§ **EXERCISE**: Lines that contain the string "Light" are to be copied; leave out all others.

Begin

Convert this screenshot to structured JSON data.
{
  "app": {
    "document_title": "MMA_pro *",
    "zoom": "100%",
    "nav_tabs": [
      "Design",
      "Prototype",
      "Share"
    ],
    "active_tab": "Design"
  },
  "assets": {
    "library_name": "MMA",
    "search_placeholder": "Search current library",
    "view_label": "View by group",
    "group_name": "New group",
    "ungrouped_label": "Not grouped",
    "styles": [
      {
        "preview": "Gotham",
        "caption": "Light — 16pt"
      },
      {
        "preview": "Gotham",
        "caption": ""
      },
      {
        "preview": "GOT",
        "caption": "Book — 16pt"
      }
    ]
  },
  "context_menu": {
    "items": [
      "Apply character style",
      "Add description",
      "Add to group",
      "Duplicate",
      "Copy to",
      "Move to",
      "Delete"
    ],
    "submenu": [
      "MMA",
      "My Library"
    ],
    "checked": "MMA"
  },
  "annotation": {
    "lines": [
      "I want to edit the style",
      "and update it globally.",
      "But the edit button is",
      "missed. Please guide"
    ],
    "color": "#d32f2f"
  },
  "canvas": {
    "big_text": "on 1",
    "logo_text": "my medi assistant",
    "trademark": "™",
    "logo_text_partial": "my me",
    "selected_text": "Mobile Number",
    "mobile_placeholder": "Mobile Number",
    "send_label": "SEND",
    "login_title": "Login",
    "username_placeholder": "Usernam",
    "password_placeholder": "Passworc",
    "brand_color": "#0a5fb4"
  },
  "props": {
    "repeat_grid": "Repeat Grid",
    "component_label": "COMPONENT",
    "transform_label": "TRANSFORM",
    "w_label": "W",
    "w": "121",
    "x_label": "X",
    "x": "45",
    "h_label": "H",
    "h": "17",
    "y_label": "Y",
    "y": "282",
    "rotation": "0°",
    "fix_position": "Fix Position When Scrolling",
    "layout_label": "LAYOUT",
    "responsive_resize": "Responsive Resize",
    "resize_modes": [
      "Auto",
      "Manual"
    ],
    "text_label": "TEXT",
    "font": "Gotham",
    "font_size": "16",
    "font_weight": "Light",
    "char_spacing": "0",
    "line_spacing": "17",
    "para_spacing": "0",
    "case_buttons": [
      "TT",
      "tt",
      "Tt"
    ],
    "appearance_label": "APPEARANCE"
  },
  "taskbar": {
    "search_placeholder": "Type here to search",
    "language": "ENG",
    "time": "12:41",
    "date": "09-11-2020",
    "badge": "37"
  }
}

End

§ **RIGHT ANSWER**:
        "caption": "Light — 16pt"
    "font_weight": "Light",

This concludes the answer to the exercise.